━━━ Information provided ━━━
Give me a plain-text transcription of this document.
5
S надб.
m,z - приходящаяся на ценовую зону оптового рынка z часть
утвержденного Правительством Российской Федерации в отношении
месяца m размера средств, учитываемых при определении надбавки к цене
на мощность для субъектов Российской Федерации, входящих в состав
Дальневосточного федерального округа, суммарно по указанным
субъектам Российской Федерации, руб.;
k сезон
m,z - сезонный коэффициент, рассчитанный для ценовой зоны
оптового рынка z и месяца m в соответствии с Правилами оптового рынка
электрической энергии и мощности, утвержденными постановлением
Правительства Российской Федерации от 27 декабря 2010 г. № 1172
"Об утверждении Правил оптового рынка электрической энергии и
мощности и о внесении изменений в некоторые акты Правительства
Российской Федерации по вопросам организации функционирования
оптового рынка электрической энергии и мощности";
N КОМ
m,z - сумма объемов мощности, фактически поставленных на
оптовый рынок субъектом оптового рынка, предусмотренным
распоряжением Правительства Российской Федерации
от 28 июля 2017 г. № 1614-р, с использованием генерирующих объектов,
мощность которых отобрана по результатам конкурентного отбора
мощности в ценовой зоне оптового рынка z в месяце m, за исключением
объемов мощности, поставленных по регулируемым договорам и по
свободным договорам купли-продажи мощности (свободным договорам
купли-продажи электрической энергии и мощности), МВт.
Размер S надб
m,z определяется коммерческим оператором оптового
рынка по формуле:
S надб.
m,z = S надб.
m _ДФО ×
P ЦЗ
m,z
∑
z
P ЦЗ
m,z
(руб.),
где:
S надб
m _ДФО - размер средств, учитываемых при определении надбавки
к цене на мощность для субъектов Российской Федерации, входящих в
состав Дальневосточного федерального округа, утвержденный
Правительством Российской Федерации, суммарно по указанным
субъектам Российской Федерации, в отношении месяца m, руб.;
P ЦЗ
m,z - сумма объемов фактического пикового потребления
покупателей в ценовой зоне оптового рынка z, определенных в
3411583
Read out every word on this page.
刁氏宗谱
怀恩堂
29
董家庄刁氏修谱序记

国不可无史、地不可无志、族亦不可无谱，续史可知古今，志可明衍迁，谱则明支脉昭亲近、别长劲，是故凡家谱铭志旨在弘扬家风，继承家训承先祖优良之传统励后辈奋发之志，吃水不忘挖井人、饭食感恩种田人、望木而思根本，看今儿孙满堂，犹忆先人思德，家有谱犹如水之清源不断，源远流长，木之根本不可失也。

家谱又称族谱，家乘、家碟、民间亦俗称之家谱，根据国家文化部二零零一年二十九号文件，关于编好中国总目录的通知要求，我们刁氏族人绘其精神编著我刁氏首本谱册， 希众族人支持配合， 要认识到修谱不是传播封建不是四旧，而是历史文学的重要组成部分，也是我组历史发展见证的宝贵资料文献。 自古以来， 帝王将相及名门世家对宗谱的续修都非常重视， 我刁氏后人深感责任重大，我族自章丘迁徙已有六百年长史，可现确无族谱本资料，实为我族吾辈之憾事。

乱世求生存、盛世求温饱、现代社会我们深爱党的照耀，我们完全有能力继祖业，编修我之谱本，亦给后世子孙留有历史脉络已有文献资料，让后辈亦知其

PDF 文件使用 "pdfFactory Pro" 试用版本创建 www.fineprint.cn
━━━
** What the task asks **
Return all the data exactly as given.

** Problem solution **
Give me a plain-text transcription of this document.
5
S надб.
m,z - приходящаяся на ценовую зону оптового рынка z часть
утвержденного Правительством Российской Федерации в отношении
месяца m размера средств, учитываемых при определении надбавки к цене
на мощность для субъектов Российской Федерации, входящих в состав
Дальневосточного федерального округа, суммарно по указанным
субъектам Российской Федерации, руб.;
k сезон
m,z - сезонный коэффициент, рассчитанный для ценовой зоны
оптового рынка z и месяца m в соответствии с Правилами оптового рынка
электрической энергии и мощности, утвержденными постановлением
Правительства Российской Федерации от 27 декабря 2010 г. № 1172
"Об утверждении Правил оптового рынка электрической энергии и
мощности и о внесении изменений в некоторые акты Правительства
Российской Федерации по вопросам организации функционирования
оптового рынка электрической энергии и мощности";
N КОМ
m,z - сумма объемов мощности, фактически поставленных на
оптовый рынок субъектом оптового рынка, предусмотренным
распоряжением Правительства Российской Федерации
от 28 июля 2017 г. № 1614-р, с использованием генерирующих объектов,
мощность которых отобрана по результатам конкурентного отбора
мощности в ценовой зоне оптового рынка z в месяце m, за исключением
объемов мощности, поставленных по регулируемым договорам и по
свободным договорам купли-продажи мощности (свободным договорам
купли-продажи электрической энергии и мощности), МВт.
Размер S надб
m,z определяется коммерческим оператором оптового
рынка по формуле:
S надб.
m,z = S надб.
m _ДФО ×
P ЦЗ
m,z
∑
z
P ЦЗ
m,z
(руб.),
где:
S надб
m _ДФО - размер средств, учитываемых при определении надбавки
к цене на мощность для субъектов Российской Федерации, входящих в
состав Дальневосточного федерального округа, утвержденный
Правительством Российской Федерации, суммарно по указанным
субъектам Российской Федерации, в отношении месяца m, руб.;
P ЦЗ
m,z - сумма объемов фактического пикового потребления
покупателей в ценовой зоне оптового рынка z, определенных в
3411583
Read out every word on this page.
刁氏宗谱
怀恩堂
29
董家庄刁氏修谱序记

国不可无史、地不可无志、族亦不可无谱，续史可知古今，志可明衍迁，谱则明支脉昭亲近、别长劲，是故凡家谱铭志旨在弘扬家风，继承家训承先祖优良之传统励后辈奋发之志，吃水不忘挖井人、饭食感恩种田人、望木而思根本，看今儿孙满堂，犹忆先人思德，家有谱犹如水之清源不断，源远流长，木之根本不可失也。

家谱又称族谱，家乘、家碟、民间亦俗称之家谱，根据国家文化部二零零一年二十九号文件，关于编好中国总目录的通知要求，我们刁氏族人绘其精神编著我刁氏首本谱册， 希众族人支持配合， 要认识到修谱不是传播封建不是四旧，而是历史文学的重要组成部分，也是我组历史发展见证的宝贵资料文献。 自古以来， 帝王将相及名门世家对宗谱的续修都非常重视， 我刁氏后人深感责任重大，我族自章丘迁徙已有六百年长史，可现确无族谱本资料，实为我族吾辈之憾事。

乱世求生存、盛世求温饱、现代社会我们深爱党的照耀，我们完全有能力继祖业，编修我之谱本，亦给后世子孙留有历史脉络已有文献资料，让后辈亦知其

PDF 文件使用 "pdfFactory Pro" 试用版本创建 www.fineprint.cn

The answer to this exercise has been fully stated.